**REQUIREMENTS**.
Reproduce all entries word for word.

**RECORDS FOR THIS TASK**.
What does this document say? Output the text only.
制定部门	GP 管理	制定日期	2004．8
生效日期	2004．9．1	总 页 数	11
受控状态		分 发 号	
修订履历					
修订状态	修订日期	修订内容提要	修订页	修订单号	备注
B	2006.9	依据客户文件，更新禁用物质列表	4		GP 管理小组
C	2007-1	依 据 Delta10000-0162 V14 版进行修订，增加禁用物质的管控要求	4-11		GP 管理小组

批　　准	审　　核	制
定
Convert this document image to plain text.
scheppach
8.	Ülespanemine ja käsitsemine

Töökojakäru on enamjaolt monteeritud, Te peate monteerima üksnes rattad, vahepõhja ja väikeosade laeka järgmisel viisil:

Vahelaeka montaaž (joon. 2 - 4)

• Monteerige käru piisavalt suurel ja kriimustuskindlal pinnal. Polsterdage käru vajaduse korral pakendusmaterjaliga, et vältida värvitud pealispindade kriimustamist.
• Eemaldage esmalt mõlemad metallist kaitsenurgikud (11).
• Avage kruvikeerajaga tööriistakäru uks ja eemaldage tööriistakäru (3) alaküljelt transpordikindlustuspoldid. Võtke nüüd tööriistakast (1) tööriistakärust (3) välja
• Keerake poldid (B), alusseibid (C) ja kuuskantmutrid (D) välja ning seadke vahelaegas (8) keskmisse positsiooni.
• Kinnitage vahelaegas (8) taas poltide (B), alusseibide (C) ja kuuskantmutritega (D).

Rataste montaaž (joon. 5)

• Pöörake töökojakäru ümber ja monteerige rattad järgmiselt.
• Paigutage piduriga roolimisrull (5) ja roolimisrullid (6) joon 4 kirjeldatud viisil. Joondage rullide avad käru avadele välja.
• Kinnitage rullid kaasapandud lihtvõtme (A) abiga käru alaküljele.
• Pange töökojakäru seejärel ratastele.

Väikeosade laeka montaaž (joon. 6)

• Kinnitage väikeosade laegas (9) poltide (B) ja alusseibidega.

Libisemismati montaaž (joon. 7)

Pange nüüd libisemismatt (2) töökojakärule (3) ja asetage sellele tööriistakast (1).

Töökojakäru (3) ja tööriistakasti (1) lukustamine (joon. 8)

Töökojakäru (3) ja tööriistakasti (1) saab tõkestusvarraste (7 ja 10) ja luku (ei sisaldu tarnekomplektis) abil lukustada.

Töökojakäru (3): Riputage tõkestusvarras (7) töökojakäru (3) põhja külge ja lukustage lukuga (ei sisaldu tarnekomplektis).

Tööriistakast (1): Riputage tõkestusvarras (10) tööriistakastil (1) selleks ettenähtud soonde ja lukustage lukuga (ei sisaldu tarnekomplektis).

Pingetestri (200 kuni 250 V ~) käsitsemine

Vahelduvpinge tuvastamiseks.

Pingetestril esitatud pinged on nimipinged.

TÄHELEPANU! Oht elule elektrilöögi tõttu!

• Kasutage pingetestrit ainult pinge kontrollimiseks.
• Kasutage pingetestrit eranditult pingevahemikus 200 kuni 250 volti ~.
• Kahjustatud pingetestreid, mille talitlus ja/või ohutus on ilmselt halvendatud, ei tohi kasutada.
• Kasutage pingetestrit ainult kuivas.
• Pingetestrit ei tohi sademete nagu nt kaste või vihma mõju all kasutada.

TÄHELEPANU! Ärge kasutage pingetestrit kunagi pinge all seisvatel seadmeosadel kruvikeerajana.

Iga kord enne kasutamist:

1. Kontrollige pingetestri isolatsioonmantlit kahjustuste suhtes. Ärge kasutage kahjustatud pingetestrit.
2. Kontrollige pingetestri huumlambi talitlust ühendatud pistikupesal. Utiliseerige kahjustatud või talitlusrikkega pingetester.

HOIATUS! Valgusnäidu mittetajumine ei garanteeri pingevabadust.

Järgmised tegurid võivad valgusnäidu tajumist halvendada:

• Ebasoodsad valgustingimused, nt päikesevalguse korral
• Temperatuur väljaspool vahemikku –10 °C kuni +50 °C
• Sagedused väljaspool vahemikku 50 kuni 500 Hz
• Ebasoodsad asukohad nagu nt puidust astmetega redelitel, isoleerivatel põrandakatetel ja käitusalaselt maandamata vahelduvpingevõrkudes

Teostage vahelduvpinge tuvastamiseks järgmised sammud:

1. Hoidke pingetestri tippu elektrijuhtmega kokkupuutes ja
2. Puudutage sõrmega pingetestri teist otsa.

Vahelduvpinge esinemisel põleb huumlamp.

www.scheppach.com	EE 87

**TASK OUTPUT**.
What does this document say? Output the text only.
制定部门	GP 管理	制定日期	2004．8
生效日期	2004．9．1	总 页 数	11
受控状态		分 发 号	
修订履历					
修订状态	修订日期	修订内容提要	修订页	修订单号	备注
B	2006.9	依据客户文件，更新禁用物质列表	4		GP 管理小组
C	2007-1	依 据 Delta10000-0162 V14 版进行修订，增加禁用物质的管控要求	4-11		GP 管理小组

批　　准	审　　核	制
定
Convert this document image to plain text.
scheppach
8.	Ülespanemine ja käsitsemine

Töökojakäru on enamjaolt monteeritud, Te peate monteerima üksnes rattad, vahepõhja ja väikeosade laeka järgmisel viisil:

Vahelaeka montaaž (joon. 2 - 4)

• Monteerige käru piisavalt suurel ja kriimustuskindlal pinnal. Polsterdage käru vajaduse korral pakendusmaterjaliga, et vältida värvitud pealispindade kriimustamist.
• Eemaldage esmalt mõlemad metallist kaitsenurgikud (11).
• Avage kruvikeerajaga tööriistakäru uks ja eemaldage tööriistakäru (3) alaküljelt transpordikindlustuspoldid. Võtke nüüd tööriistakast (1) tööriistakärust (3) välja
• Keerake poldid (B), alusseibid (C) ja kuuskantmutrid (D) välja ning seadke vahelaegas (8) keskmisse positsiooni.
• Kinnitage vahelaegas (8) taas poltide (B), alusseibide (C) ja kuuskantmutritega (D).

Rataste montaaž (joon. 5)

• Pöörake töökojakäru ümber ja monteerige rattad järgmiselt.
• Paigutage piduriga roolimisrull (5) ja roolimisrullid (6) joon 4 kirjeldatud viisil. Joondage rullide avad käru avadele välja.
• Kinnitage rullid kaasapandud lihtvõtme (A) abiga käru alaküljele.
• Pange töökojakäru seejärel ratastele.

Väikeosade laeka montaaž (joon. 6)

• Kinnitage väikeosade laegas (9) poltide (B) ja alusseibidega.

Libisemismati montaaž (joon. 7)

Pange nüüd libisemismatt (2) töökojakärule (3) ja asetage sellele tööriistakast (1).

Töökojakäru (3) ja tööriistakasti (1) lukustamine (joon. 8)

Töökojakäru (3) ja tööriistakasti (1) saab tõkestusvarraste (7 ja 10) ja luku (ei sisaldu tarnekomplektis) abil lukustada.

Töökojakäru (3): Riputage tõkestusvarras (7) töökojakäru (3) põhja külge ja lukustage lukuga (ei sisaldu tarnekomplektis).

Tööriistakast (1): Riputage tõkestusvarras (10) tööriistakastil (1) selleks ettenähtud soonde ja lukustage lukuga (ei sisaldu tarnekomplektis).

Pingetestri (200 kuni 250 V ~) käsitsemine

Vahelduvpinge tuvastamiseks.

Pingetestril esitatud pinged on nimipinged.

TÄHELEPANU! Oht elule elektrilöögi tõttu!

• Kasutage pingetestrit ainult pinge kontrollimiseks.
• Kasutage pingetestrit eranditult pingevahemikus 200 kuni 250 volti ~.
• Kahjustatud pingetestreid, mille talitlus ja/või ohutus on ilmselt halvendatud, ei tohi kasutada.
• Kasutage pingetestrit ainult kuivas.
• Pingetestrit ei tohi sademete nagu nt kaste või vihma mõju all kasutada.

TÄHELEPANU! Ärge kasutage pingetestrit kunagi pinge all seisvatel seadmeosadel kruvikeerajana.

Iga kord enne kasutamist:

1. Kontrollige pingetestri isolatsioonmantlit kahjustuste suhtes. Ärge kasutage kahjustatud pingetestrit.
2. Kontrollige pingetestri huumlambi talitlust ühendatud pistikupesal. Utiliseerige kahjustatud või talitlusrikkega pingetester.

HOIATUS! Valgusnäidu mittetajumine ei garanteeri pingevabadust.

Järgmised tegurid võivad valgusnäidu tajumist halvendada:

• Ebasoodsad valgustingimused, nt päikesevalguse korral
• Temperatuur väljaspool vahemikku –10 °C kuni +50 °C
• Sagedused väljaspool vahemikku 50 kuni 500 Hz
• Ebasoodsad asukohad nagu nt puidust astmetega redelitel, isoleerivatel põrandakatetel ja käitusalaselt maandamata vahelduvpingevõrkudes

Teostage vahelduvpinge tuvastamiseks järgmised sammud:

1. Hoidke pingetestri tippu elektrijuhtmega kokkupuutes ja
2. Puudutage sõrmega pingetestri teist otsa.

Vahelduvpinge esinemisel põleb huumlamp.

www.scheppach.com	EE 87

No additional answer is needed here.